[Records]
★ ★ ★ ★
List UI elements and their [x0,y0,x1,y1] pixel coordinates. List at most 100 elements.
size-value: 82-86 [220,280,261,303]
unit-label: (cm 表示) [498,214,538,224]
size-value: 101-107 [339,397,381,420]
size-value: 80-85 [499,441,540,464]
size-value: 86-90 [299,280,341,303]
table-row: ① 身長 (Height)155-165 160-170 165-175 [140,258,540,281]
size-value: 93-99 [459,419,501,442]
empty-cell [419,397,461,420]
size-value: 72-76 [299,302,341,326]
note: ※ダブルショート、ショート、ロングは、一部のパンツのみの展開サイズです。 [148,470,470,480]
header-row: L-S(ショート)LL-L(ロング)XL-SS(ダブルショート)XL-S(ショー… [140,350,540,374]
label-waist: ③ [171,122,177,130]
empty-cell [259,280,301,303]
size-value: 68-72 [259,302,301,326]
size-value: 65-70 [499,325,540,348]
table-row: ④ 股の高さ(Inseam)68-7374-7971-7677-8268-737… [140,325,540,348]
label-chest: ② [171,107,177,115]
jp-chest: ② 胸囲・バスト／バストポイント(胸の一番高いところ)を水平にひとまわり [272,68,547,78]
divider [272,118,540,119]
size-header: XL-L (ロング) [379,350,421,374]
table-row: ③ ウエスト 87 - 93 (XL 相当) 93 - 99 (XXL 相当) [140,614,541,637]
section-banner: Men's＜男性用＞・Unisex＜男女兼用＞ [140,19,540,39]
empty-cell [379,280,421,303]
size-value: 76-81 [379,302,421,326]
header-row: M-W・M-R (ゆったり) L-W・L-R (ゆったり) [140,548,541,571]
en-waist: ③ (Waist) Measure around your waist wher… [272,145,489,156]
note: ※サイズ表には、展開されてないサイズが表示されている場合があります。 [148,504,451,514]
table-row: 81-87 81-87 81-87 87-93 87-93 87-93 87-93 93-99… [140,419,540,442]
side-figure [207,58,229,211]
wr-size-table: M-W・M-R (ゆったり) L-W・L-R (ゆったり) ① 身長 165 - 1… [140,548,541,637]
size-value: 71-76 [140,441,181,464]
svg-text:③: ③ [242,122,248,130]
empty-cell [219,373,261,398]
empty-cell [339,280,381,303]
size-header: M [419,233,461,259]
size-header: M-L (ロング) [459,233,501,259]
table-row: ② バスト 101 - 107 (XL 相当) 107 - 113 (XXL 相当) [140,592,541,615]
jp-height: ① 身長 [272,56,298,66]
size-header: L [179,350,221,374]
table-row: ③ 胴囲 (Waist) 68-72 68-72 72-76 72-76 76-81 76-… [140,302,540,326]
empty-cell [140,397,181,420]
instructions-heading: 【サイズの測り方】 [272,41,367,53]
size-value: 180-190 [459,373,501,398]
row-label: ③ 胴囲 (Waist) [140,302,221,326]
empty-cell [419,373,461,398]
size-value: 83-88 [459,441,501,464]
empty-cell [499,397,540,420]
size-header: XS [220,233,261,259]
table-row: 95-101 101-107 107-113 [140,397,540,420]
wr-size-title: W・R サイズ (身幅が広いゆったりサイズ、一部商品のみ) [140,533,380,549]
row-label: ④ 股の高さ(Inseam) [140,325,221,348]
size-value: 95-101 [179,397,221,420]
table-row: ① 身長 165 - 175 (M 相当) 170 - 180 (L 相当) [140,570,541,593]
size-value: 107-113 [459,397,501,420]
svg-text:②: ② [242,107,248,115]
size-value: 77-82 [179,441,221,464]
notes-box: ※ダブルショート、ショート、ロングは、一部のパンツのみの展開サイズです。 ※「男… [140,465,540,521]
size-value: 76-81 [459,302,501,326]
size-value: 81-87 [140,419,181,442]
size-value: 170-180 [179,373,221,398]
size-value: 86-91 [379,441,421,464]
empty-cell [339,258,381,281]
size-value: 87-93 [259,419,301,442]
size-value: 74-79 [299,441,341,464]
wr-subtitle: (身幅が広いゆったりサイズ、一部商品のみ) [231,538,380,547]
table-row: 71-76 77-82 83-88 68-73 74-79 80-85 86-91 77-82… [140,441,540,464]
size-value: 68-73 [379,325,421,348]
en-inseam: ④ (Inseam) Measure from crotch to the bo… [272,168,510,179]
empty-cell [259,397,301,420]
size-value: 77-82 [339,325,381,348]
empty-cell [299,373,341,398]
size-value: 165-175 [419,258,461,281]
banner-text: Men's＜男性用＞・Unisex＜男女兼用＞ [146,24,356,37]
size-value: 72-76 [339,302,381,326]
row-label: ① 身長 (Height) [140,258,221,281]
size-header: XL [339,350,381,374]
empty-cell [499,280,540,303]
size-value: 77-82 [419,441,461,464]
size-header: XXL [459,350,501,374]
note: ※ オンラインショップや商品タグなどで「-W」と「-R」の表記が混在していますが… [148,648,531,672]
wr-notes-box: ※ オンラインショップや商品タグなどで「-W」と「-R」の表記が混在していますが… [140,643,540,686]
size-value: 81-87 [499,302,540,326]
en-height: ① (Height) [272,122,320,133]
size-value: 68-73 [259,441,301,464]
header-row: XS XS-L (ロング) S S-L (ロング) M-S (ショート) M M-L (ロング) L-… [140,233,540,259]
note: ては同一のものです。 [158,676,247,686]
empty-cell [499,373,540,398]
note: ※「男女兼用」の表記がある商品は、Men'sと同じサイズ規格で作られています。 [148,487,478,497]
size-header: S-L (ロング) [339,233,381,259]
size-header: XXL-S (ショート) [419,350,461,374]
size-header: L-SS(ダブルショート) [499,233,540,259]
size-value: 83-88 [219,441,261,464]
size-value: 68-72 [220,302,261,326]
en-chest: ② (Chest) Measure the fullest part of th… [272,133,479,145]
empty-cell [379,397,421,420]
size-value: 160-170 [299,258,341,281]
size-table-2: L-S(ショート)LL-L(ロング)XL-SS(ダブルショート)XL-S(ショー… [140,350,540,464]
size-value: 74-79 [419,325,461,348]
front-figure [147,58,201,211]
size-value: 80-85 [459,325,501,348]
★ ★ ★ ★
Instructions to follow: Format the Records above as a Markdown table with the columns "No." and "Line". Begin at the first line, stop after the line that contains "divider [272,118,540,119]", number each row, and leave out blank lines.

Written answer:
| No. | Line |
|---|---|
| 1 | List UI elements and their [x0,y0,x1,y1] pixel coordinates. List at most 100 elements. |
| 2 | size-value: 82-86 [220,280,261,303] |
| 3 | unit-label: (cm 表示) [498,214,538,224] |
| 4 | size-value: 101-107 [339,397,381,420] |
| 5 | size-value: 80-85 [499,441,540,464] |
| 6 | size-value: 86-90 [299,280,341,303] |
| 7 | table-row: ① 身長 (Height)155-165 160-170 165-175 [140,258,540,281] |
| 8 | size-value: 93-99 [459,419,501,442] |
| 9 | empty-cell [419,397,461,420] |
| 10 | size-value: 72-76 [299,302,341,326] |
| 11 | note: ※ダブルショート、ショート、ロングは、一部のパンツのみの展開サイズです。 [148,470,470,480] |
| 12 | header-row: L-S(ショート)LL-L(ロング)XL-SS(ダブルショート)XL-S(ショー… [140,350,540,374] |
| 13 | label-waist: ③ [171,122,177,130] |
| 14 | empty-cell [259,280,301,303] |
| 15 | size-value: 68-72 [259,302,301,326] |
| 16 | size-value: 65-70 [499,325,540,348] |
| 17 | table-row: ④ 股の高さ(Inseam)68-7374-7971-7677-8268-737… [140,325,540,348] |
| 18 | label-chest: ② [171,107,177,115] |
| 19 | jp-chest: ② 胸囲・バスト／バストポイント(胸の一番高いところ)を水平にひとまわり [272,68,547,78] |
| 20 | divider [272,118,540,119] |